Stated goal. Print each line of the listing once more, precisely as given.

Data supplied.
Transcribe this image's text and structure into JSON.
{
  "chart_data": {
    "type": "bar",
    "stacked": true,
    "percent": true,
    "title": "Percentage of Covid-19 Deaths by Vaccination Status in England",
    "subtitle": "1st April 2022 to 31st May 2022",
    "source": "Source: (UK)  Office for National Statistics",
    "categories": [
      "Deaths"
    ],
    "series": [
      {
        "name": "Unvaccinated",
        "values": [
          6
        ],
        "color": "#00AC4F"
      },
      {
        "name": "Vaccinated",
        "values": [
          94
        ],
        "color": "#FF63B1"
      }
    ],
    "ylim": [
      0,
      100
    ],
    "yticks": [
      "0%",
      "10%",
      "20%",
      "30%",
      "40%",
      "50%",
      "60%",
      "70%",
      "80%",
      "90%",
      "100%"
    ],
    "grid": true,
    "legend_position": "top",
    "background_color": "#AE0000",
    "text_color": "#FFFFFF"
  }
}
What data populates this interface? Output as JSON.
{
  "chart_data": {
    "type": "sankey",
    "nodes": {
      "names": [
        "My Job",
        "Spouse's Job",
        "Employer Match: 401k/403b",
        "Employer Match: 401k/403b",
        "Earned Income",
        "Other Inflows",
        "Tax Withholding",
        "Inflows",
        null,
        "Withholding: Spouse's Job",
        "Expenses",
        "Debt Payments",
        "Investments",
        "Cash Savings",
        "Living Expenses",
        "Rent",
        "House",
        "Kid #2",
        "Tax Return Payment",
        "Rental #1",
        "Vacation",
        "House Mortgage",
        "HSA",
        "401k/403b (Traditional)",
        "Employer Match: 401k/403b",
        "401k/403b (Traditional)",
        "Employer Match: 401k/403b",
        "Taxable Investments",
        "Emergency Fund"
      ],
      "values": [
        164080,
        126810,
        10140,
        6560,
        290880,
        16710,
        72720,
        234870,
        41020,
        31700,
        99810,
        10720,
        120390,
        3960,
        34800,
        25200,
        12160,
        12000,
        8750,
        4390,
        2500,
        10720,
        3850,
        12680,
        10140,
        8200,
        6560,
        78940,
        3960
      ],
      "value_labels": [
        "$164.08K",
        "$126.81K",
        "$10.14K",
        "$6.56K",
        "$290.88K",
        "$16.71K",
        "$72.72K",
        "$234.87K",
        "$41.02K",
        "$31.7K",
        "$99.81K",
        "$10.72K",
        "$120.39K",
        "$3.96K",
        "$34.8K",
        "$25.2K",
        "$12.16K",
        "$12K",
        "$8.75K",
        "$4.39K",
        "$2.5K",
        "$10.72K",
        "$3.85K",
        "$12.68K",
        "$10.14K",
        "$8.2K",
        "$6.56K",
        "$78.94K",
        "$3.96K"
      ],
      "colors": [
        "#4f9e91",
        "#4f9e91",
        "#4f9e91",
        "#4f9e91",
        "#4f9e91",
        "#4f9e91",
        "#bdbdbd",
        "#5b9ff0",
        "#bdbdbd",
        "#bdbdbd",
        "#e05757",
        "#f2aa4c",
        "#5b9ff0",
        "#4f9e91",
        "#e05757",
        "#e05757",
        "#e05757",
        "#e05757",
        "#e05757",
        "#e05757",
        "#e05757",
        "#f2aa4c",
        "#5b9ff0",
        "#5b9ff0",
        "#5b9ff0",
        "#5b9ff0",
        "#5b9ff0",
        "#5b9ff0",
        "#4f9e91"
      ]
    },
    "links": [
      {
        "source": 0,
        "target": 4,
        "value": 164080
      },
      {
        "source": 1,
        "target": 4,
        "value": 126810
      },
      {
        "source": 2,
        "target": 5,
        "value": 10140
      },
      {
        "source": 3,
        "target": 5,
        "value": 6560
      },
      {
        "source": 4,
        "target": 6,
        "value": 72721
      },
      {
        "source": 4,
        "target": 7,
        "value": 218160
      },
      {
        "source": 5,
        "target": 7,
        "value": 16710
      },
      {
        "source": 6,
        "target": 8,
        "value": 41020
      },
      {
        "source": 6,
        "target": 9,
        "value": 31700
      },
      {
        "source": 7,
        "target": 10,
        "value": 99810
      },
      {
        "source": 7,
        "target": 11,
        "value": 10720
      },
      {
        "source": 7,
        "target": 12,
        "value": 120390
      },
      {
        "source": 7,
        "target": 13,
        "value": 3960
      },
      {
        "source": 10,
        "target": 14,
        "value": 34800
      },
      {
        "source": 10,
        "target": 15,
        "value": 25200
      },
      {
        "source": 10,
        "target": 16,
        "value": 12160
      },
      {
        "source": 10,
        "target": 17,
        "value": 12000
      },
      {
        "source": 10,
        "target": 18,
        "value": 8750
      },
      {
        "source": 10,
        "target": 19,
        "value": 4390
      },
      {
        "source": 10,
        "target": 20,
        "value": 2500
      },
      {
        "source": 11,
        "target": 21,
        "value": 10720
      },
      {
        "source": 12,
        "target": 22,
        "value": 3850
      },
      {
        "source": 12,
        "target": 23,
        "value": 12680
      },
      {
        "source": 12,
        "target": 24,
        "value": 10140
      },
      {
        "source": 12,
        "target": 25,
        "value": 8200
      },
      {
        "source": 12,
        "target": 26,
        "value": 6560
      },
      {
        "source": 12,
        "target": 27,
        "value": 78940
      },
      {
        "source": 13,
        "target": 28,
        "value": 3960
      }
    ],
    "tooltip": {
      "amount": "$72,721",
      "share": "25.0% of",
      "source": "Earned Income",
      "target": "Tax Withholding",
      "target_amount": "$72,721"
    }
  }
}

Full answer.
Transcribe this image's text and structure into JSON.
{
  "chart_data": {
    "type": "bar",
    "stacked": true,
    "percent": true,
    "title": "Percentage of Covid-19 Deaths by Vaccination Status in England",
    "subtitle": "1st April 2022 to 31st May 2022",
    "source": "Source: (UK)  Office for National Statistics",
    "categories": [
      "Deaths"
    ],
    "series": [
      {
        "name": "Unvaccinated",
        "values": [
          6
        ],
        "color": "#00AC4F"
      },
      {
        "name": "Vaccinated",
        "values": [
          94
        ],
        "color": "#FF63B1"
      }
    ],
    "ylim": [
      0,
      100
    ],
    "yticks": [
      "0%",
      "10%",
      "20%",
      "30%",
      "40%",
      "50%",
      "60%",
      "70%",
      "80%",
      "90%",
      "100%"
    ],
    "grid": true,
    "legend_position": "top",
    "background_color": "#AE0000",
    "text_color": "#FFFFFF"
  }
}
What data populates this interface? Output as JSON.
{
  "chart_data": {
    "type": "sankey",
    "nodes": {
      "names": [
        "My Job",
        "Spouse's Job",
        "Employer Match: 401k/403b",
        "Employer Match: 401k/403b",
        "Earned Income",
        "Other Inflows",
        "Tax Withholding",
        "Inflows",
        null,
        "Withholding: Spouse's Job",
        "Expenses",
        "Debt Payments",
        "Investments",
        "Cash Savings",
        "Living Expenses",
        "Rent",
        "House",
        "Kid #2",
        "Tax Return Payment",
        "Rental #1",
        "Vacation",
        "House Mortgage",
        "HSA",
        "401k/403b (Traditional)",
        "Employer Match: 401k/403b",
        "401k/403b (Traditional)",
        "Employer Match: 401k/403b",
        "Taxable Investments",
        "Emergency Fund"
      ],
      "values": [
        164080,
        126810,
        10140,
        6560,
        290880,
        16710,
        72720,
        234870,
        41020,
        31700,
        99810,
        10720,
        120390,
        3960,
        34800,
        25200,
        12160,
        12000,
        8750,
        4390,
        2500,
        10720,
        3850,
        12680,
        10140,
        8200,
        6560,
        78940,
        3960
      ],
      "value_labels": [
        "$164.08K",
        "$126.81K",
        "$10.14K",
        "$6.56K",
        "$290.88K",
        "$16.71K",
        "$72.72K",
        "$234.87K",
        "$41.02K",
        "$31.7K",
        "$99.81K",
        "$10.72K",
        "$120.39K",
        "$3.96K",
        "$34.8K",
        "$25.2K",
        "$12.16K",
        "$12K",
        "$8.75K",
        "$4.39K",
        "$2.5K",
        "$10.72K",
        "$3.85K",
        "$12.68K",
        "$10.14K",
        "$8.2K",
        "$6.56K",
        "$78.94K",
        "$3.96K"
      ],
      "colors": [
        "#4f9e91",
        "#4f9e91",
        "#4f9e91",
        "#4f9e91",
        "#4f9e91",
        "#4f9e91",
        "#bdbdbd",
        "#5b9ff0",
        "#bdbdbd",
        "#bdbdbd",
        "#e05757",
        "#f2aa4c",
        "#5b9ff0",
        "#4f9e91",
        "#e05757",
        "#e05757",
        "#e05757",
        "#e05757",
        "#e05757",
        "#e05757",
        "#e05757",
        "#f2aa4c",
        "#5b9ff0",
        "#5b9ff0",
        "#5b9ff0",
        "#5b9ff0",
        "#5b9ff0",
        "#5b9ff0",
        "#4f9e91"
      ]
    },
    "links": [
      {
        "source": 0,
        "target": 4,
        "value": 164080
      },
      {
        "source": 1,
        "target": 4,
        "value": 126810
      },
      {
        "source": 2,
        "target": 5,
        "value": 10140
      },
      {
        "source": 3,
        "target": 5,
        "value": 6560
      },
      {
        "source": 4,
        "target": 6,
        "value": 72721
      },
      {
        "source": 4,
        "target": 7,
        "value": 218160
      },
      {
        "source": 5,
        "target": 7,
        "value": 16710
      },
      {
        "source": 6,
        "target": 8,
        "value": 41020
      },
      {
        "source": 6,
        "target": 9,
        "value": 31700
      },
      {
        "source": 7,
        "target": 10,
        "value": 99810
      },
      {
        "source": 7,
        "target": 11,
        "value": 10720
      },
      {
        "source": 7,
        "target": 12,
        "value": 120390
      },
      {
        "source": 7,
        "target": 13,
        "value": 3960
      },
      {
        "source": 10,
        "target": 14,
        "value": 34800
      },
      {
        "source": 10,
        "target": 15,
        "value": 25200
      },
      {
        "source": 10,
        "target": 16,
        "value": 12160
      },
      {
        "source": 10,
        "target": 17,
        "value": 12000
      },
      {
        "source": 10,
        "target": 18,
        "value": 8750
      },
      {
        "source": 10,
        "target": 19,
        "value": 4390
      },
      {
        "source": 10,
        "target": 20,
        "value": 2500
      },
      {
        "source": 11,
        "target": 21,
        "value": 10720
      },
      {
        "source": 12,
        "target": 22,
        "value": 3850
      },
      {
        "source": 12,
        "target": 23,
        "value": 12680
      },
      {
        "source": 12,
        "target": 24,
        "value": 10140
      },
      {
        "source": 12,
        "target": 25,
        "value": 8200
      },
      {
        "source": 12,
        "target": 26,
        "value": 6560
      },
      {
        "source": 12,
        "target": 27,
        "value": 78940
      },
      {
        "source": 13,
        "target": 28,
        "value": 3960
      }
    ],
    "tooltip": {
      "amount": "$72,721",
      "share": "25.0% of",
      "source": "Earned Income",
      "target": "Tax Withholding",
      "target_amount": "$72,721"
    }
  }
}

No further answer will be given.